-- START --

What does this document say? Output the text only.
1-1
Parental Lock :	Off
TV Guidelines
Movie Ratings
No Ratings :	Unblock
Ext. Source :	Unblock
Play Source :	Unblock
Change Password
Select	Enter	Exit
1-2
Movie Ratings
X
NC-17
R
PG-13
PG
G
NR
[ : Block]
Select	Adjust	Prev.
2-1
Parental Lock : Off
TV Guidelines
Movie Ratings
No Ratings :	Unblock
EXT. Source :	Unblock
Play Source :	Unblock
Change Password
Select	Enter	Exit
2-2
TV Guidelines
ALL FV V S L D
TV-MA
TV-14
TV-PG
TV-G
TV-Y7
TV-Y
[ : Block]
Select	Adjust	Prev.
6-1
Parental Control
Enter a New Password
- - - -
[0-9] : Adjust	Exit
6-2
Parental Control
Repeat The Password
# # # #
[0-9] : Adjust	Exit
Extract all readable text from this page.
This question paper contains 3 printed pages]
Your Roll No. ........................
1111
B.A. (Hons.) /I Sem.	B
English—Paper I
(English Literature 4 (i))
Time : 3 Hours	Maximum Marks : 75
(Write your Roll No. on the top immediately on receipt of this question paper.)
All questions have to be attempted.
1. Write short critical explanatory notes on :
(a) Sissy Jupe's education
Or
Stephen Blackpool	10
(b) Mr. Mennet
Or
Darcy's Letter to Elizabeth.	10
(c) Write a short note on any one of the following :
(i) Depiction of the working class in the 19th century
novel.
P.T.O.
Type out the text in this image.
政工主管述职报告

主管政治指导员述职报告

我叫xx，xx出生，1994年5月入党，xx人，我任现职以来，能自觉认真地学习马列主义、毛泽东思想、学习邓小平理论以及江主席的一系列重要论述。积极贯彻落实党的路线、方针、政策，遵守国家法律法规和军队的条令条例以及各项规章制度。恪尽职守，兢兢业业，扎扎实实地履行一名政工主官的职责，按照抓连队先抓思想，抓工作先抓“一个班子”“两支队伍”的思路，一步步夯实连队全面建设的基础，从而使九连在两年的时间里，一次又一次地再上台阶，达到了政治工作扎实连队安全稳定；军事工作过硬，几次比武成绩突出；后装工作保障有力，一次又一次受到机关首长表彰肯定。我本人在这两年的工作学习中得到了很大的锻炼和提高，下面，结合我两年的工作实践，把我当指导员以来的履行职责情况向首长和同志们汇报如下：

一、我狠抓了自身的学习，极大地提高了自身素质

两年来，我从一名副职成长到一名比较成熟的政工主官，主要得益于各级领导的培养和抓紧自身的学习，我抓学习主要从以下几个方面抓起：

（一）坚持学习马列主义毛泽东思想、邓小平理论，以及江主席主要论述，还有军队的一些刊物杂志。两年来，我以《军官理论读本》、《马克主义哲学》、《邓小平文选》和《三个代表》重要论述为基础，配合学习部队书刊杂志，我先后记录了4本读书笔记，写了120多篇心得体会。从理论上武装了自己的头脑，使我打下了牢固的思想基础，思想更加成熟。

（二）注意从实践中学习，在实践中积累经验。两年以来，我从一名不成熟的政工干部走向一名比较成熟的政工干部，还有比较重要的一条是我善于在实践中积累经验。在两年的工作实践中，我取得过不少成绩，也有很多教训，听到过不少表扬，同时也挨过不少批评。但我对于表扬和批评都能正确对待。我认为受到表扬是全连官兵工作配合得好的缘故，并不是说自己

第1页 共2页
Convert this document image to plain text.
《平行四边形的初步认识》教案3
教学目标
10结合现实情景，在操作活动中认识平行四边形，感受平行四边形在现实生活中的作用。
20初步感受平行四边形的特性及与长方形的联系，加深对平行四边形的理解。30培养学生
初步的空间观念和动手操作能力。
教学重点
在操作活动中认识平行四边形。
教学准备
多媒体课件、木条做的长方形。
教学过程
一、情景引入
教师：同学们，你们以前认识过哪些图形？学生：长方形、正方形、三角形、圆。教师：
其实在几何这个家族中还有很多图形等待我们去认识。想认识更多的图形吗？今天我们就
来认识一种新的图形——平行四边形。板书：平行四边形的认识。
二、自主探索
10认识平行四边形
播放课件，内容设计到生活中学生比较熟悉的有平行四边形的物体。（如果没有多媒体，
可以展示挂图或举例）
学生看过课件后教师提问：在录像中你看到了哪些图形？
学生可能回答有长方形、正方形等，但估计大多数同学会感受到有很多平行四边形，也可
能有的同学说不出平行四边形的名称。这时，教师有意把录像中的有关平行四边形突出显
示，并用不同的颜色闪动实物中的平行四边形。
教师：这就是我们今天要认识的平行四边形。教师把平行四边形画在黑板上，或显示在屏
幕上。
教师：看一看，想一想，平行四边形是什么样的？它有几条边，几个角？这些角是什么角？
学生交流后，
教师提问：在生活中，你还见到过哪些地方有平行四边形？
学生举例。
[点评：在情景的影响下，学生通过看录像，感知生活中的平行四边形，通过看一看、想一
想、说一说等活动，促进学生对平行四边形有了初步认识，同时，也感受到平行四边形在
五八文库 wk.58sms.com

-- END --

> INSTRUCTION: Pick out, from the lines above, every one that contains the string "Source".

> RESULT BELOW:
Ext. Source :	Unblock
Play Source :	Unblock
EXT. Source :	Unblock
Play Source :	Unblock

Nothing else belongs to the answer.